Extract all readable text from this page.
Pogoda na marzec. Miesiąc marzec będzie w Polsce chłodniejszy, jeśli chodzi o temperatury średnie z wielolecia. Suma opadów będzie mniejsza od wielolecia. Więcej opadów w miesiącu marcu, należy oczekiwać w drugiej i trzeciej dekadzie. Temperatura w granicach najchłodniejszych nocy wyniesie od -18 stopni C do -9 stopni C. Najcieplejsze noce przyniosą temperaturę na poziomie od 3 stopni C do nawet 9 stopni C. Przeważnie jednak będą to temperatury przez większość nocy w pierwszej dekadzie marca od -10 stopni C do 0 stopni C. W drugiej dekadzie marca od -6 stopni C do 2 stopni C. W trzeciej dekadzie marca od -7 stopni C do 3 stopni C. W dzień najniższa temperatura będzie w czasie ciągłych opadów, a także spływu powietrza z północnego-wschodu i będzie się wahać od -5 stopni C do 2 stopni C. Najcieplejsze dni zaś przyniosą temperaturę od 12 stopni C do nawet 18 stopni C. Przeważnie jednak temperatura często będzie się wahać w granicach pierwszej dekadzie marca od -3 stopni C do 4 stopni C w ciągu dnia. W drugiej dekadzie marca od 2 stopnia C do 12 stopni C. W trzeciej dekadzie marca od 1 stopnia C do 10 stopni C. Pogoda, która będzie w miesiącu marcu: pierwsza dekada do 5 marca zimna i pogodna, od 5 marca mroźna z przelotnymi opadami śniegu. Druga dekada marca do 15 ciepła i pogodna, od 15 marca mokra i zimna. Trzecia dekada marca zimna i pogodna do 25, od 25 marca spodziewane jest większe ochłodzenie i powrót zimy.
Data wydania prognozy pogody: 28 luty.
==
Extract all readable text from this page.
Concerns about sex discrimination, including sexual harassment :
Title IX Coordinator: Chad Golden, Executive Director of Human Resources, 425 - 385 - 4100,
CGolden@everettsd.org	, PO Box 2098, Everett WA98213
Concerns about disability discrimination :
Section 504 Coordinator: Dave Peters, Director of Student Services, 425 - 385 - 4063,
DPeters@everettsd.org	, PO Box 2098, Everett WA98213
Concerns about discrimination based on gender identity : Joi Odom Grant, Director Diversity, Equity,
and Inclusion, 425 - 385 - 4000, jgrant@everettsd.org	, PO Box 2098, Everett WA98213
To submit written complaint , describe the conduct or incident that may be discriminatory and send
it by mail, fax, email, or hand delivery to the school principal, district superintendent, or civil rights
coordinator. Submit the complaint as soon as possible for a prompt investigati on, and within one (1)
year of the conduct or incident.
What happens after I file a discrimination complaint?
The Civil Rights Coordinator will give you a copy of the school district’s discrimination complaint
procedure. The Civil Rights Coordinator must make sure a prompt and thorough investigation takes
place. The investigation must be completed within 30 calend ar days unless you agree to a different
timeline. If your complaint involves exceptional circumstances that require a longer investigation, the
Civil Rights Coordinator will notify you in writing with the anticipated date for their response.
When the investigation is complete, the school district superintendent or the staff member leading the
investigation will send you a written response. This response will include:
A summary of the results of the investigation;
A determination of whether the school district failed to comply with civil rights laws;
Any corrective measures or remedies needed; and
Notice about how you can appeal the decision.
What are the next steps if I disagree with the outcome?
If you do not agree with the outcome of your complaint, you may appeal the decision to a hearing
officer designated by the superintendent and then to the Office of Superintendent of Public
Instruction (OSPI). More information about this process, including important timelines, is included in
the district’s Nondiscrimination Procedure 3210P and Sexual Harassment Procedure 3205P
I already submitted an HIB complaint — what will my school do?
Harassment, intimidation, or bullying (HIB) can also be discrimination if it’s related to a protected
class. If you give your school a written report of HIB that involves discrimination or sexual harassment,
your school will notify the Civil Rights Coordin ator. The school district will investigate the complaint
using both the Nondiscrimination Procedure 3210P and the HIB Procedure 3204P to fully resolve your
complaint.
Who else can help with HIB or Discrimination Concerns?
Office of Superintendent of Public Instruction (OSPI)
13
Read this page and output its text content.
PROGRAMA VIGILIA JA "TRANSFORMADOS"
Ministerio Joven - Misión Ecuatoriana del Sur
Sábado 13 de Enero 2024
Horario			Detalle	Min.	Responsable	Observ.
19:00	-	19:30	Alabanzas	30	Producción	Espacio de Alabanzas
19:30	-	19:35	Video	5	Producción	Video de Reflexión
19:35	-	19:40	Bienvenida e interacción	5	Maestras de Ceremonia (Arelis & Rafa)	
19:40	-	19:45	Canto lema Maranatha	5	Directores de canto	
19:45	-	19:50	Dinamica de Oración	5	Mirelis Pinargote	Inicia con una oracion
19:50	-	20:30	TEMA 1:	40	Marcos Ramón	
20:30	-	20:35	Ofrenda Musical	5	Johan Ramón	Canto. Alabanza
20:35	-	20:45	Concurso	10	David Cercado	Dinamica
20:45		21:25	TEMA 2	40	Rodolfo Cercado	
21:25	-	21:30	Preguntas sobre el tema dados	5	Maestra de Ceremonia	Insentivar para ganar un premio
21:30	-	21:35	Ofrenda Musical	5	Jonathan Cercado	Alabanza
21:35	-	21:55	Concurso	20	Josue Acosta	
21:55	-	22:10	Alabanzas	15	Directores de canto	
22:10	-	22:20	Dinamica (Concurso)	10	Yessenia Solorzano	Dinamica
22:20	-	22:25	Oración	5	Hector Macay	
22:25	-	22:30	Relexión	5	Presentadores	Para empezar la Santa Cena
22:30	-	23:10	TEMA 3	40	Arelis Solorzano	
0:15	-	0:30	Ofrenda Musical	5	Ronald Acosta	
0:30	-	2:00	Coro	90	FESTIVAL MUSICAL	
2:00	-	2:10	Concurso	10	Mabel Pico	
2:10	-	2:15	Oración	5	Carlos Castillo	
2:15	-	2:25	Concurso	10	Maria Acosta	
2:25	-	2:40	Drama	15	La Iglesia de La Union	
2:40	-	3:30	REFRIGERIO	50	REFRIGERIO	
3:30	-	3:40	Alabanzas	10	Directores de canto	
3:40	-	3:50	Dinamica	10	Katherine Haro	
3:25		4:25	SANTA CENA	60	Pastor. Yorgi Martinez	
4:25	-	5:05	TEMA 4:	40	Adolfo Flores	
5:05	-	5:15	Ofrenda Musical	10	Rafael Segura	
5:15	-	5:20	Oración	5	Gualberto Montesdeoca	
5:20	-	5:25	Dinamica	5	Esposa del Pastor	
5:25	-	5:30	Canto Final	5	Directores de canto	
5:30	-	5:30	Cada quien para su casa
--
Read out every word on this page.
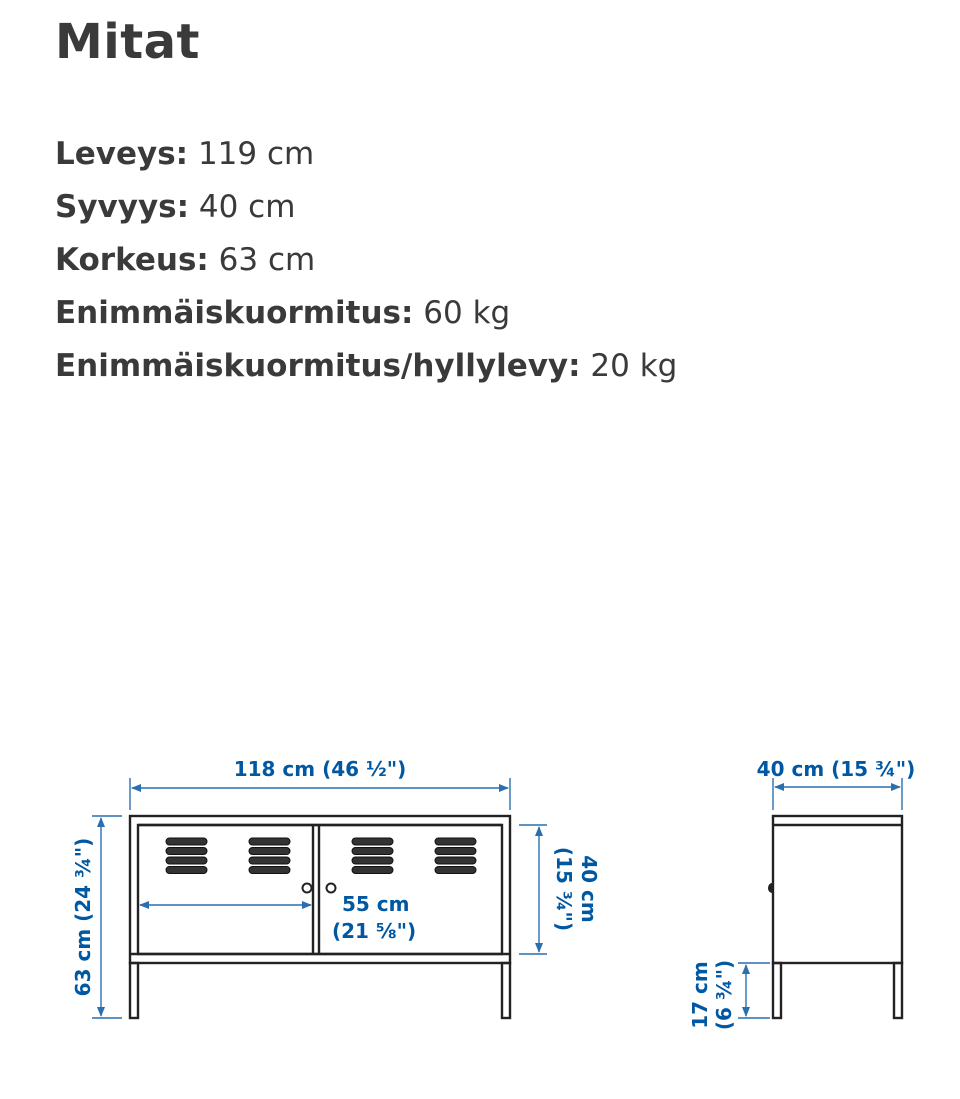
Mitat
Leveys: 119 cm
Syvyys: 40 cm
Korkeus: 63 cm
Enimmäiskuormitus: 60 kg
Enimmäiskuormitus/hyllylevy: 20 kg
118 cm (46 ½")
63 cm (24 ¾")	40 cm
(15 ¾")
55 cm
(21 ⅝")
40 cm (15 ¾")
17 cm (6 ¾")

◆ **WHAT THE TASK REQUIRES**
Among the lines of the data above, count those holding "OSPI" and state only the number.

◆ **SOLUTION TO THE PROBLEM**
2